----- DATA RECORDS

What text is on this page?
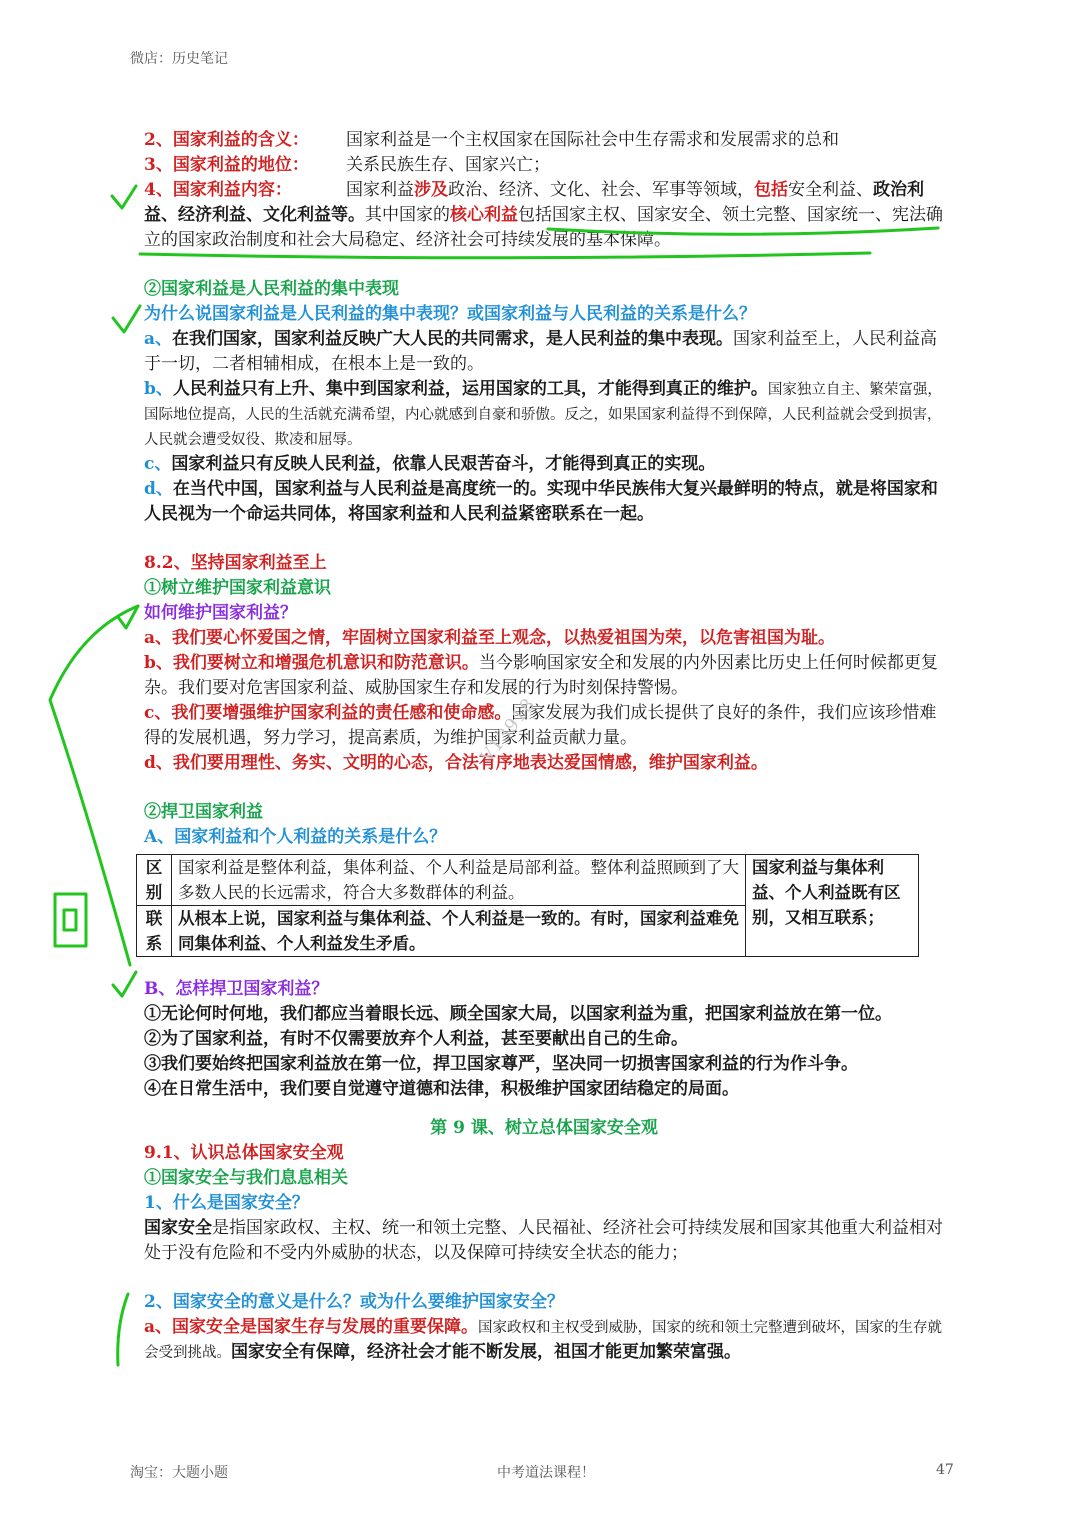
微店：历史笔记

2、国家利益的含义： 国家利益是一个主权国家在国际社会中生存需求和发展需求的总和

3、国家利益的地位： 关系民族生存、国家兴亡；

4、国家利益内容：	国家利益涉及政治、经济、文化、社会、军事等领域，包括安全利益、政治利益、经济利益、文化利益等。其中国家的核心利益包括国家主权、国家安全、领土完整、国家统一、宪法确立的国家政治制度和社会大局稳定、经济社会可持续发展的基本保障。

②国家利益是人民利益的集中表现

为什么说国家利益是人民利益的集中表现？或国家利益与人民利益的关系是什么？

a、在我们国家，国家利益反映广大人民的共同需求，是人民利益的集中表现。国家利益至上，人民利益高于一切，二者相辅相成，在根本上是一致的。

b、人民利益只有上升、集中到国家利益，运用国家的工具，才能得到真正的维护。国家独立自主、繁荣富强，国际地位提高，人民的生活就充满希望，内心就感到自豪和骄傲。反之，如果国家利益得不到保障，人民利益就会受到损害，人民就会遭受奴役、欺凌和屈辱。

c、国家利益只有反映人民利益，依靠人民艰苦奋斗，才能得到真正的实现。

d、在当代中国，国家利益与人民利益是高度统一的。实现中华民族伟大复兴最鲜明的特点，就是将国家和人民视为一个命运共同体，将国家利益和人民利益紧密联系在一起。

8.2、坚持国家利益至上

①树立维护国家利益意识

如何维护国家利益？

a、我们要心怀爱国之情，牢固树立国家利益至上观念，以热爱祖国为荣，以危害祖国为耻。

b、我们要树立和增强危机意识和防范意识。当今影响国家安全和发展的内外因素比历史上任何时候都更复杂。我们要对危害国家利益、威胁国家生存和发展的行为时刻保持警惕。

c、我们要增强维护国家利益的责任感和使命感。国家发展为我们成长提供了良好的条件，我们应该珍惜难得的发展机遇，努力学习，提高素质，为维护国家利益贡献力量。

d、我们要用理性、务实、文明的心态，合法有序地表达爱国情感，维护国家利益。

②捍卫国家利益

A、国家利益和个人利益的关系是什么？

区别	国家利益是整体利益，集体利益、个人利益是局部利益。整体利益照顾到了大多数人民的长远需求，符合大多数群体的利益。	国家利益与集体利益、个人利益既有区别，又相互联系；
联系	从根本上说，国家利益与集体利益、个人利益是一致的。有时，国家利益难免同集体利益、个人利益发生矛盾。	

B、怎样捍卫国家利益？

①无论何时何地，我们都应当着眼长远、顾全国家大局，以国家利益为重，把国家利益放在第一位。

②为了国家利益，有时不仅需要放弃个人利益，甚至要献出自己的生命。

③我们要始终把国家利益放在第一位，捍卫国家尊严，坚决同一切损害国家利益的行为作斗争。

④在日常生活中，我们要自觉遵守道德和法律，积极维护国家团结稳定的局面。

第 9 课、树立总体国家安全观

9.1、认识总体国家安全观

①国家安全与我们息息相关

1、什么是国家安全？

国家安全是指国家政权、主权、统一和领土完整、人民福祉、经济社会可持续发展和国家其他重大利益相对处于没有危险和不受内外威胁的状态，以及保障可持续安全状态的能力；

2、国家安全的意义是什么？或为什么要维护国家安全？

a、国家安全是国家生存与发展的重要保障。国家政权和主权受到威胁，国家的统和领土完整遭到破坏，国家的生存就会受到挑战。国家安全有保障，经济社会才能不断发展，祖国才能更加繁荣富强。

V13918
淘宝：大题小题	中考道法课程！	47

----------
----- DATA RECORDS

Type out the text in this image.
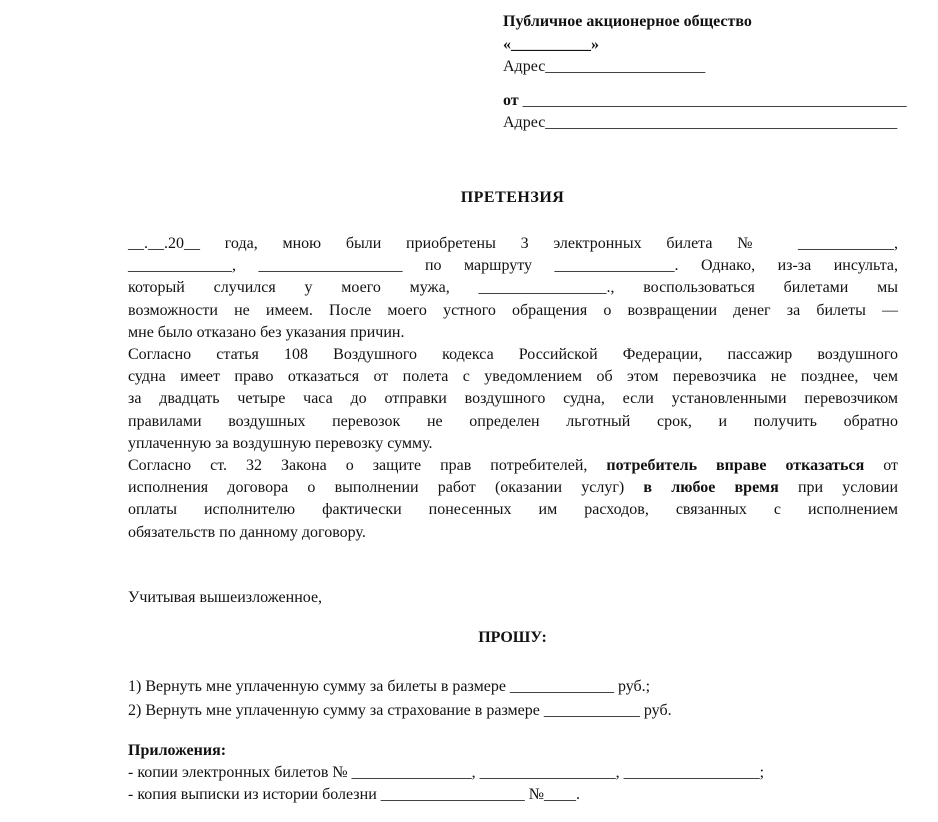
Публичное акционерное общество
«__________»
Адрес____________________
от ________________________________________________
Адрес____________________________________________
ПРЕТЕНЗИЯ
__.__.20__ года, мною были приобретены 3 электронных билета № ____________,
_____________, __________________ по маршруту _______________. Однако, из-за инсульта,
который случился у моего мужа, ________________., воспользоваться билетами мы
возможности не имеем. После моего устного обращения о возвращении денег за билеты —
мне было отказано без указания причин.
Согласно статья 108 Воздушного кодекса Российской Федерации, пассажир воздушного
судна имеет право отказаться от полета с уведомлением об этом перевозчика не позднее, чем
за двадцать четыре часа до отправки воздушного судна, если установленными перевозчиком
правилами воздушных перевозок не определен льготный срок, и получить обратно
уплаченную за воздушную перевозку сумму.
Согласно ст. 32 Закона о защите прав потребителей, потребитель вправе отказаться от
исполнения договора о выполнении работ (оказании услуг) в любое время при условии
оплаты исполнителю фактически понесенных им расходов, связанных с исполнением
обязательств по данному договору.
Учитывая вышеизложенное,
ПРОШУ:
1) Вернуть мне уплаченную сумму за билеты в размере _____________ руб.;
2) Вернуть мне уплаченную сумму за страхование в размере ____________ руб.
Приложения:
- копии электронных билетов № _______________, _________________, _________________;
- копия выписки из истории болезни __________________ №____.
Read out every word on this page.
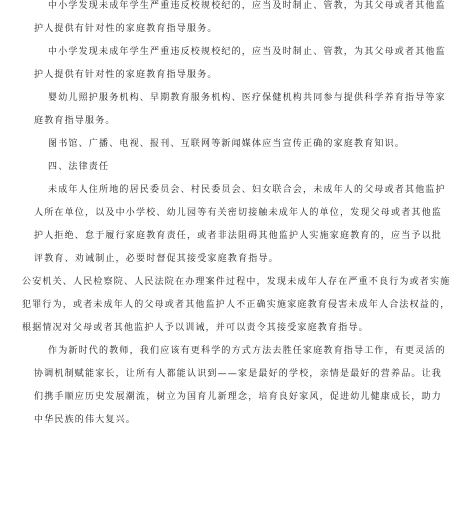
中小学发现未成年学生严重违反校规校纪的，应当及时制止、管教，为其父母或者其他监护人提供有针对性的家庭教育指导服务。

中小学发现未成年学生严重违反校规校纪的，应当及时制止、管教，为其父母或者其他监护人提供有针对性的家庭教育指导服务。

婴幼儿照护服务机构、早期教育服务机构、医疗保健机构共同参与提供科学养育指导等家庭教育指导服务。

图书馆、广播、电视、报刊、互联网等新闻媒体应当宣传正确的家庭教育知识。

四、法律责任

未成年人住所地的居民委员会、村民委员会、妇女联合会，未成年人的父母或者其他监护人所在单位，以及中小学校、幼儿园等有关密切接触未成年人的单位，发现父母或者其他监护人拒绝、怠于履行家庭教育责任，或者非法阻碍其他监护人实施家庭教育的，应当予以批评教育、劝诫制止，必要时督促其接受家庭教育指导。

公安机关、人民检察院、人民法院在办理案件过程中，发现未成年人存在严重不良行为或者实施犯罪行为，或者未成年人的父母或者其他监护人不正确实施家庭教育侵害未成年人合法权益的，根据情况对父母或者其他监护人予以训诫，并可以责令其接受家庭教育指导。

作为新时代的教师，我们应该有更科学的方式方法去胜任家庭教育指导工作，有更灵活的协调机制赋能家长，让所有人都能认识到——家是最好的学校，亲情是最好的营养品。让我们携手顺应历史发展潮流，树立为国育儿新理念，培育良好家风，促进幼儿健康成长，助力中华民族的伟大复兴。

----------
----- DATA RECORDS

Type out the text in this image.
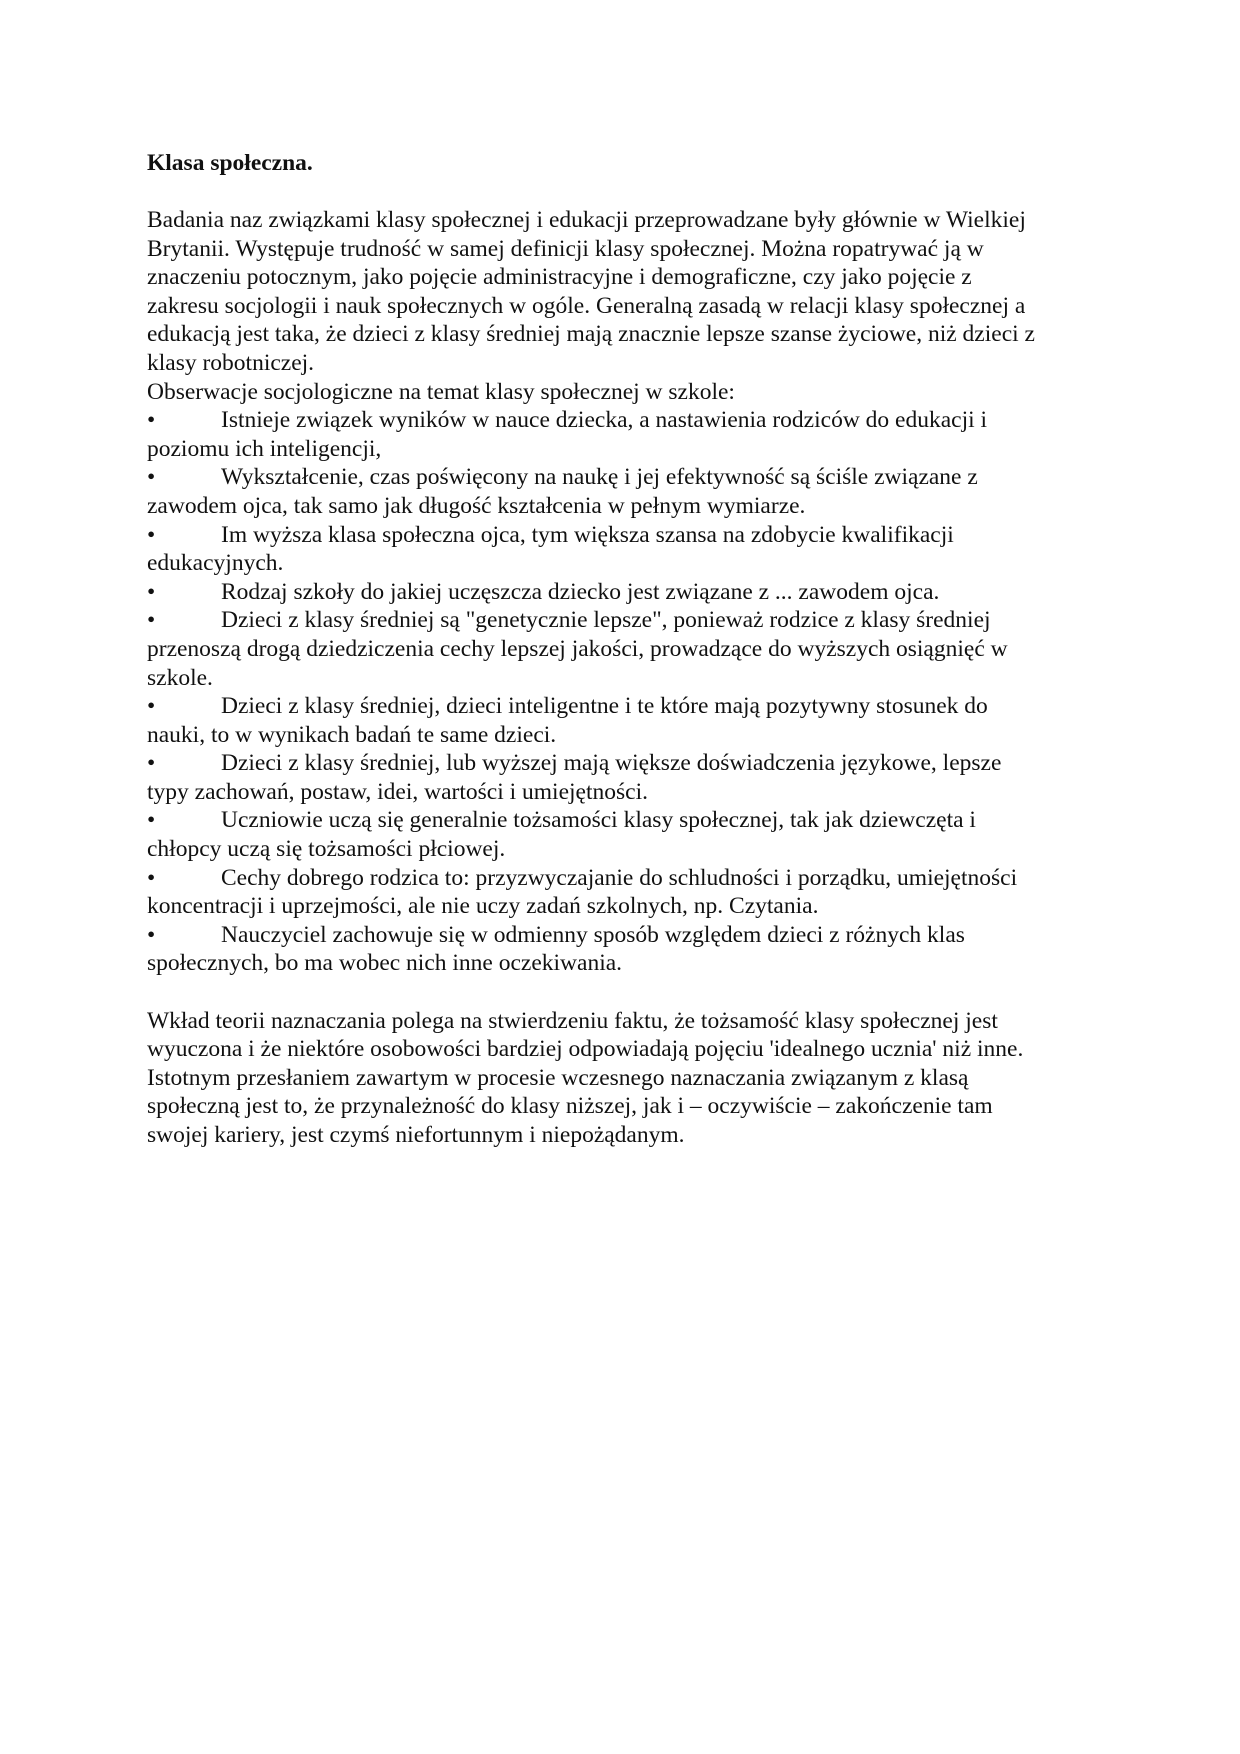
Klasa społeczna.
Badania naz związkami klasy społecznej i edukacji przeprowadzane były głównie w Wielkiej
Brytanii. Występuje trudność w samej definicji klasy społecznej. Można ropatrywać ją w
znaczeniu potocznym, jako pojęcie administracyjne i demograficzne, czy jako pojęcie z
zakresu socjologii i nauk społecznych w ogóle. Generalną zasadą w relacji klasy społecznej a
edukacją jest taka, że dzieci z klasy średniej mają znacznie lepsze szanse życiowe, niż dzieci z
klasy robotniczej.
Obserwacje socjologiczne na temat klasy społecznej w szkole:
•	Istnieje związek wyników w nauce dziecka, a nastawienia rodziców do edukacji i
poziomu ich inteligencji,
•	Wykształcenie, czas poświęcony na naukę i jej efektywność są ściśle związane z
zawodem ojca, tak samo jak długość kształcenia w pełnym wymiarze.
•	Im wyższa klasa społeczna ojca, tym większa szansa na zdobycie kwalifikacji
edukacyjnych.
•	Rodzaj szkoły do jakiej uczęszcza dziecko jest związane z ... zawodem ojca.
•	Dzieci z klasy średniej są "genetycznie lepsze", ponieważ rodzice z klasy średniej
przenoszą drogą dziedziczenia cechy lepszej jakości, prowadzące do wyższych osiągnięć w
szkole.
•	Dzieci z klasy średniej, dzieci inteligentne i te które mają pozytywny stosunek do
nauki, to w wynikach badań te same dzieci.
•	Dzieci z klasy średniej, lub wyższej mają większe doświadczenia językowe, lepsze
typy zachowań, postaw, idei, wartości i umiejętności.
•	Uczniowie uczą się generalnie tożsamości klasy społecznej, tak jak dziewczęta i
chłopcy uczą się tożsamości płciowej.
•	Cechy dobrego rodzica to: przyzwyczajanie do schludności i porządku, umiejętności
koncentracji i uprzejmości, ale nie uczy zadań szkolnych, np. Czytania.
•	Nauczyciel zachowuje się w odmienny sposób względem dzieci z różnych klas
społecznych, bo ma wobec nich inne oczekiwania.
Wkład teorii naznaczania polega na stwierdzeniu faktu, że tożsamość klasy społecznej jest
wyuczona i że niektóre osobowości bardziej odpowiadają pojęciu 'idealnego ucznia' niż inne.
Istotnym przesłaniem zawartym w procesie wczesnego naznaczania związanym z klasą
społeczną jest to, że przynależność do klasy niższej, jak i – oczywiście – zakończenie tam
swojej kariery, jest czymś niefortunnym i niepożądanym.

----------

*WORK REQUIRED*: Find every line above that contains the word "электронных", and return each one.

*THE COMPLETED TASK*:
__.__.20__ года, мною были приобретены 3 электронных билета № ____________,
- копии электронных билетов № _______________, _________________, _________________;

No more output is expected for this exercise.